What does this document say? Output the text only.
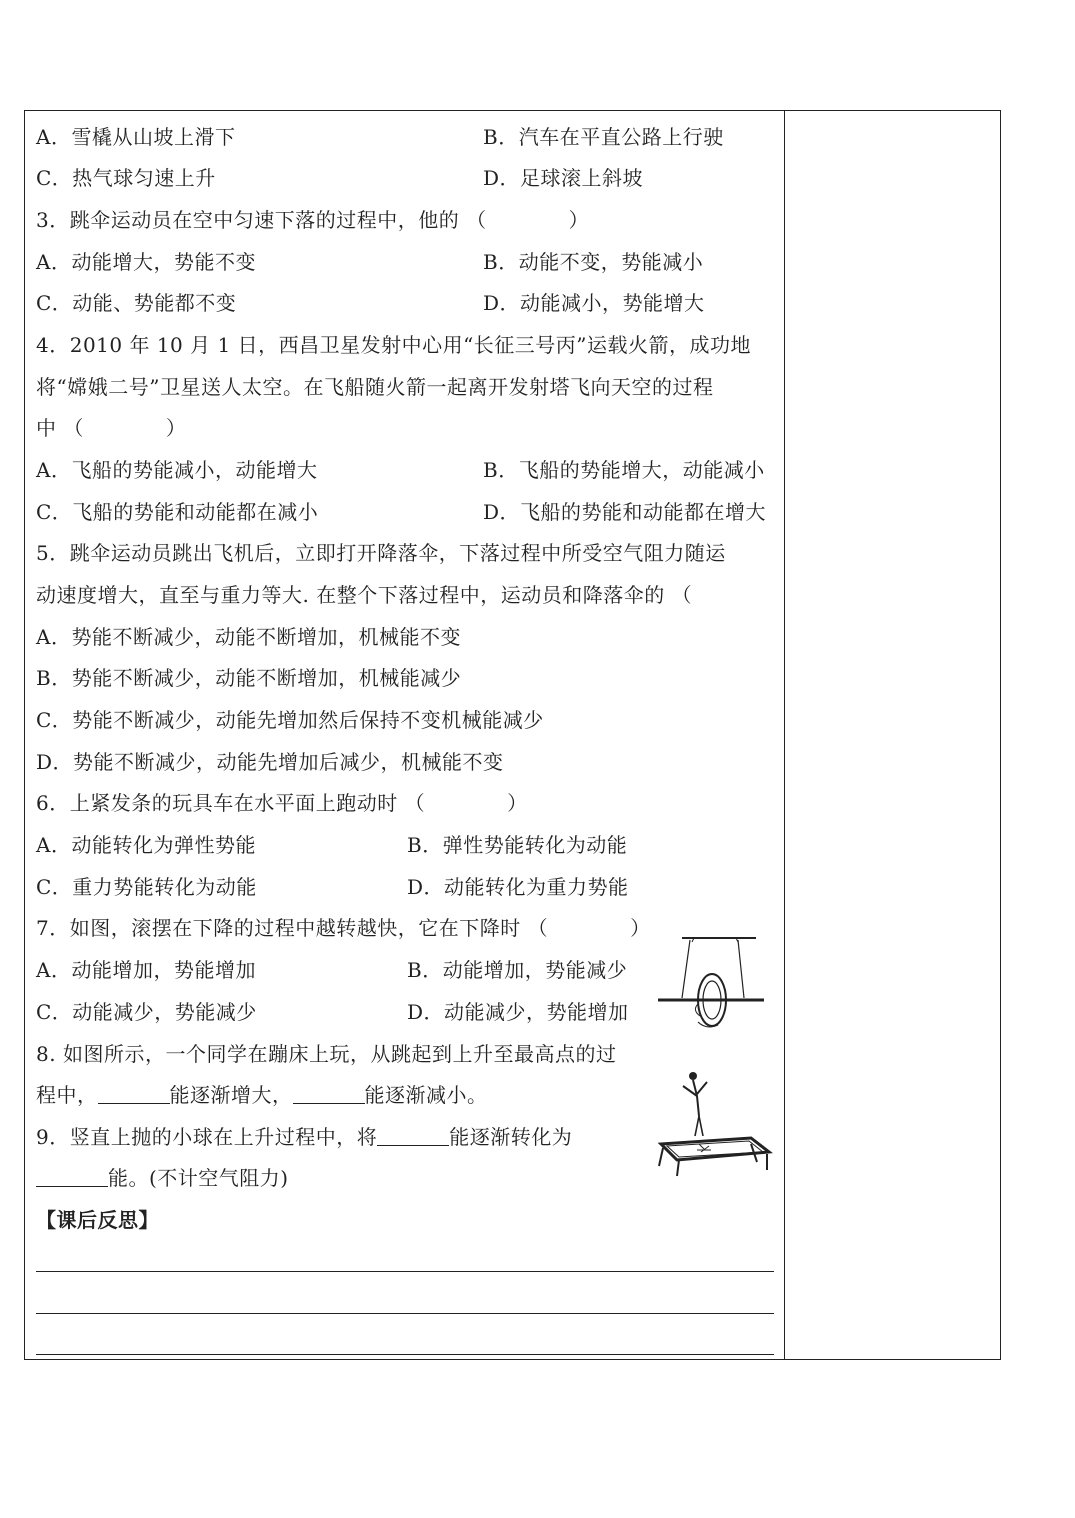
A．雪橇从山坡上滑下	B．汽车在平直公路上行驶
C．热气球匀速上升	D．足球滚上斜坡
3．跳伞运动员在空中匀速下落的过程中，他的 （　　　　）
A．动能增大，势能不变	B．动能不变，势能减小
C．动能、势能都不变	D．动能减小，势能增大
4．2010 年 10 月 1 日，西昌卫星发射中心用“长征三号丙”运载火箭，成功地
将“嫦娥二号”卫星送人太空。在飞船随火箭一起离开发射塔飞向天空的过程
中 （　　　　）
A．飞船的势能减小，动能增大	B．飞船的势能增大，动能减小
C．飞船的势能和动能都在减小	D．飞船的势能和动能都在增大
5．跳伞运动员跳出飞机后，立即打开降落伞，下落过程中所受空气阻力随运
动速度增大，直至与重力等大. 在整个下落过程中，运动员和降落伞的 （
A．势能不断减少，动能不断增加，机械能不变
B．势能不断减少，动能不断增加，机械能减少
C．势能不断减少，动能先增加然后保持不变机械能减少
D．势能不断减少，动能先增加后减少，机械能不变
6．上紧发条的玩具车在水平面上跑动时 （　　　　）
A．动能转化为弹性势能	B．弹性势能转化为动能
C．重力势能转化为动能	D．动能转化为重力势能
7．如图，滚摆在下降的过程中越转越快，它在下降时 （　　　　）
A．动能增加，势能增加	B．动能增加，势能减少
C．动能减少，势能减少	D．动能减少，势能增加
8. 如图所示，一个同学在蹦床上玩，从跳起到上升至最高点的过
程中，	能逐渐增大，	能逐渐减小。
9．竖直上抛的小球在上升过程中，将	能逐渐转化为
能。(不计空气阻力)
【课后反思】
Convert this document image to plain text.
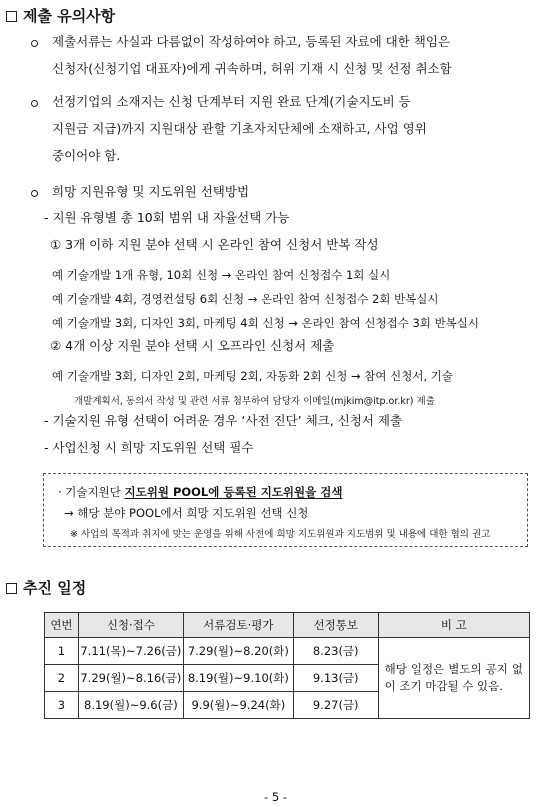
제출 유의사항
제출서류는 사실과 다름없이 작성하여야 하고, 등록된 자료에 대한 책임은
신청자(신청기업 대표자)에게 귀속하며, 허위 기재 시 신청 및 선정 취소함
선정기업의 소재지는 신청 단계부터 지원 완료 단계(기술지도비 등
지원금 지급)까지 지원대상 관할 기초자치단체에 소재하고, 사업 영위
중이어야 함.
희망 지원유형 및 지도위원 선택방법
- 지원 유형별 총 10회 범위 내 자율선택 가능
① 3개 이하 지원 분야 선택 시 온라인 참여 신청서 반복 작성
예 기술개발 1개 유형, 10회 신청 → 온라인 참여 신청접수 1회 실시
예 기술개발 4회, 경영컨설팅 6회 신청 → 온라인 참여 신청접수 2회 반복실시
예 기술개발 3회, 디자인 3회, 마케팅 4회 신청 → 온라인 참여 신청접수 3회 반복실시
② 4개 이상 지원 분야 선택 시 오프라인 신청서 제출
예 기술개발 3회, 디자인 2회, 마케팅 2회, 자동화 2회 신청 → 참여 신청서, 기술
개발계획서, 동의서 작성 및 관련 서류 첨부하여 담당자 이메일(mjkim@itp.or.kr) 제출
- 기술지원 유형 선택이 어려운 경우 ‘사전 진단’ 체크, 신청서 제출
- 사업신청 시 희망 지도위원 선택 필수
· 기술지원단 지도위원 POOL에 등록된 지도위원을 검색
→ 해당 분야 POOL에서 희망 지도위원 선택 신청
※ 사업의 목적과 취지에 맞는 운영을 위해 사전에 희망 지도위원과 지도범위 및 내용에 대한 협의 권고
추진 일정
연번	신청·접수	서류검토·평가	선정통보	비 고
1	7.11(목)~7.26(금)	7.29(월)~8.20(화)	8.23(금)	해당 일정은 별도의 공지 없이 조기 마감될 수 있음.
2	7.29(월)~8.16(금)	8.19(월)~9.10(화)	9.13(금)	
3	8.19(월)~9.6(금)	9.9(월)~9.24(화)	9.27(금)	
- 5 -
◆ ◆ ◆ ◆
Copy the data character for character, but drop all pictures from the copy.

What does this document say? Output the text only.
A．雪橇从山坡上滑下	B．汽车在平直公路上行驶
C．热气球匀速上升	D．足球滚上斜坡
3．跳伞运动员在空中匀速下落的过程中，他的 （　　　　）
A．动能增大，势能不变	B．动能不变，势能减小
C．动能、势能都不变	D．动能减小，势能增大
4．2010 年 10 月 1 日，西昌卫星发射中心用“长征三号丙”运载火箭，成功地
将“嫦娥二号”卫星送人太空。在飞船随火箭一起离开发射塔飞向天空的过程
中 （　　　　）
A．飞船的势能减小，动能增大	B．飞船的势能增大，动能减小
C．飞船的势能和动能都在减小	D．飞船的势能和动能都在增大
5．跳伞运动员跳出飞机后，立即打开降落伞，下落过程中所受空气阻力随运
动速度增大，直至与重力等大. 在整个下落过程中，运动员和降落伞的 （
A．势能不断减少，动能不断增加，机械能不变
B．势能不断减少，动能不断增加，机械能减少
C．势能不断减少，动能先增加然后保持不变机械能减少
D．势能不断减少，动能先增加后减少，机械能不变
6．上紧发条的玩具车在水平面上跑动时 （　　　　）
A．动能转化为弹性势能	B．弹性势能转化为动能
C．重力势能转化为动能	D．动能转化为重力势能
7．如图，滚摆在下降的过程中越转越快，它在下降时 （　　　　）
A．动能增加，势能增加	B．动能增加，势能减少
C．动能减少，势能减少	D．动能减少，势能增加
8. 如图所示，一个同学在蹦床上玩，从跳起到上升至最高点的过
程中，	能逐渐增大，	能逐渐减小。
9．竖直上抛的小球在上升过程中，将	能逐渐转化为
能。(不计空气阻力)
【课后反思】
Convert this document image to plain text.
제출 유의사항
제출서류는 사실과 다름없이 작성하여야 하고, 등록된 자료에 대한 책임은
신청자(신청기업 대표자)에게 귀속하며, 허위 기재 시 신청 및 선정 취소함
선정기업의 소재지는 신청 단계부터 지원 완료 단계(기술지도비 등
지원금 지급)까지 지원대상 관할 기초자치단체에 소재하고, 사업 영위
중이어야 함.
희망 지원유형 및 지도위원 선택방법
- 지원 유형별 총 10회 범위 내 자율선택 가능
① 3개 이하 지원 분야 선택 시 온라인 참여 신청서 반복 작성
예 기술개발 1개 유형, 10회 신청 → 온라인 참여 신청접수 1회 실시
예 기술개발 4회, 경영컨설팅 6회 신청 → 온라인 참여 신청접수 2회 반복실시
예 기술개발 3회, 디자인 3회, 마케팅 4회 신청 → 온라인 참여 신청접수 3회 반복실시
② 4개 이상 지원 분야 선택 시 오프라인 신청서 제출
예 기술개발 3회, 디자인 2회, 마케팅 2회, 자동화 2회 신청 → 참여 신청서, 기술
개발계획서, 동의서 작성 및 관련 서류 첨부하여 담당자 이메일(mjkim@itp.or.kr) 제출
- 기술지원 유형 선택이 어려운 경우 ‘사전 진단’ 체크, 신청서 제출
- 사업신청 시 희망 지도위원 선택 필수
· 기술지원단 지도위원 POOL에 등록된 지도위원을 검색
→ 해당 분야 POOL에서 희망 지도위원 선택 신청
※ 사업의 목적과 취지에 맞는 운영을 위해 사전에 희망 지도위원과 지도범위 및 내용에 대한 협의 권고
추진 일정
연번	신청·접수	서류검토·평가	선정통보	비 고
1	7.11(목)~7.26(금)	7.29(월)~8.20(화)	8.23(금)	해당 일정은 별도의 공지 없이 조기 마감될 수 있음.
2	7.29(월)~8.16(금)	8.19(월)~9.10(화)	9.13(금)	
3	8.19(월)~9.6(금)	9.9(월)~9.24(화)	9.27(금)	
- 5 -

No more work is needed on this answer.